• **Text provided**:
'''
This is all true, but it is nonetheless quite unfair to put both the parasitic Klipah and the realm of Holiness in the same bucket. In the liturgy, we exclaim: “He is established and His Name is established.” Established in the sense that He is secure, is not needy for outside assistance. Just as He is alive, so to his Name, which is a classic mystical reference to the manifestation of G-dliness within structures of existence. Meaning to say, that a being whose structure is in harmony with the Divine Will, (such that its identity is one that G-dliness can call home) is alive in and of itself. To say that it is dependent on G-d for its life is not incorrect, but because its identity is in sync with G-d. The source of its life is embedded in its very fabric. Thus the tzaddikim are called the throne of G-d, because, by dint of their righteousness, they embody G-dliness to the extent that they and their G-dly souls are truly one.

To explain how it is possible for what seems to be a created entity, to merge so completely with G-d himself, that it is said to be alive of its own accord:

Consciousness as we know it must be distinguished from the way the term is applied to G-d. Our consciousness, (or what Chassidus calls a luminary), by its very existence must be aware. It cannot choose to not be aware of the reality it inhabits. Like the sun for instance, which cannot cease to shine and still be the sun. By its very nature, it must shine. It is compelled from within to shine out.

It is known to those versed in the deeper mysteries, that the light which G-d puts forth is practically (it is as if it is) preceded by nothing. האור שלמעלה הוא כמו שקדמו ההעדר. The light under discussion here is the first thing that we could begin to call awareness, not G-d’s essence, but the first thing he chooses to become aware of. This infinite light is here to express an awareness of himself, not yet seeking anything other than what he already is. It merely reveals him. Here we see the contrast to the lower ‘luminaries’ which are nothing if not light makers. G-d is not defined by the fact that he emanates light. He can be G-d and not produce an awareness, of himself, of anything. He can not exist, and still, be himself.

It is said that the Infinite Light is ‘high above to no limit, and low below to no end’. This comes to emphasize the wholeness of the Infinite Light. On the one hand, it can be drawn into creating the world, including the most base elements of the most coarse world. Even into our physical world, devoid of obvious G-dly meaning, which is the lowest place. Even here the Light is present, having been filtered into the forms and vessels which look out at this dark space. There is no place too low for him to care about, he can be found everywhere.

And yet, on the other hand, even the most refined and spiritual of forms, are too low-resolution to capture who he is. None of it must hold meaning for him. There is no place that he so sees himself that he cannot help but be drawn towards it.

He doesn’t have to care about anything, and yet he can care about everything. Such is his completeness.

Both of these tendencies are equally present within him. Because of this, it is not as if there is a potential Light lurking within his essence, there is nothing that makes him tend towards revealing himself rather than remain to himself. Nothing pushing him towards articulating himself into minor forms rather than remaining the unknowable mystery that he is. In short, absent a choice on his part, it simply does not matter to him if he shines any light or not.
'''
• **Source data**:
'''
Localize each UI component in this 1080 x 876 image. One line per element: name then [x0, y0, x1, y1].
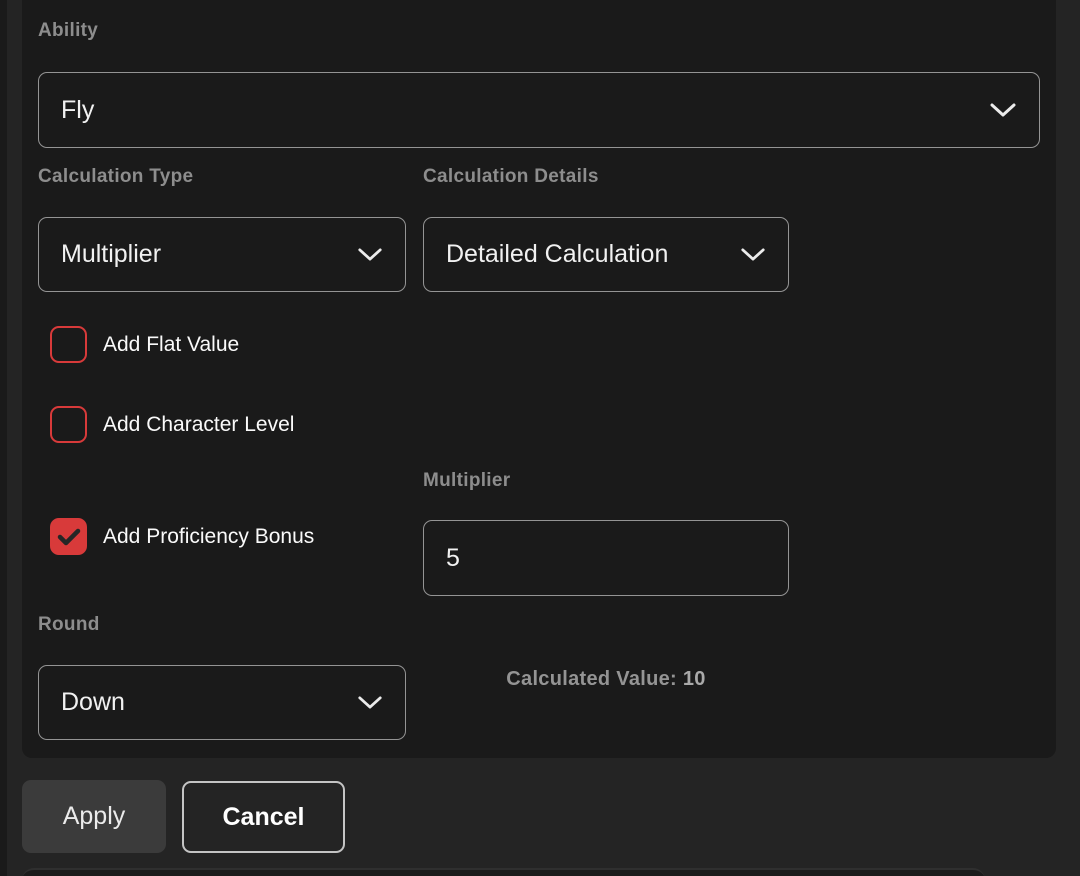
'''
• **Problems to work on**:
- A) Copy out, word for word, everything in the passage on G-dly light from "And yet, on" down to "light or not.".
- B) In the passage on G-dly light, what are the tzaddikim called?
The material stands apart from the passage on G-dly light.

• **Answers by task**:
- A)
And yet, on the other hand, even the most refined and spiritual of forms, are too low-resolution to capture who he is. None of it must hold meaning for him. There is no place that he so sees himself that he cannot help but be drawn towards it.

He doesn’t have to care about anything, and yet he can care about everything. Such is his completeness.

Both of these tendencies are equally present within him. Because of this, it is not as if there is a potential Light lurking within his essence, there is nothing that makes him tend towards revealing himself rather than remain to himself. Nothing pushing him towards articulating himself into minor forms rather than remaining the unknowable mystery that he is. In short, absent a choice on his part, it simply does not matter to him if he shines any light or not.

- B) The throne of G-d.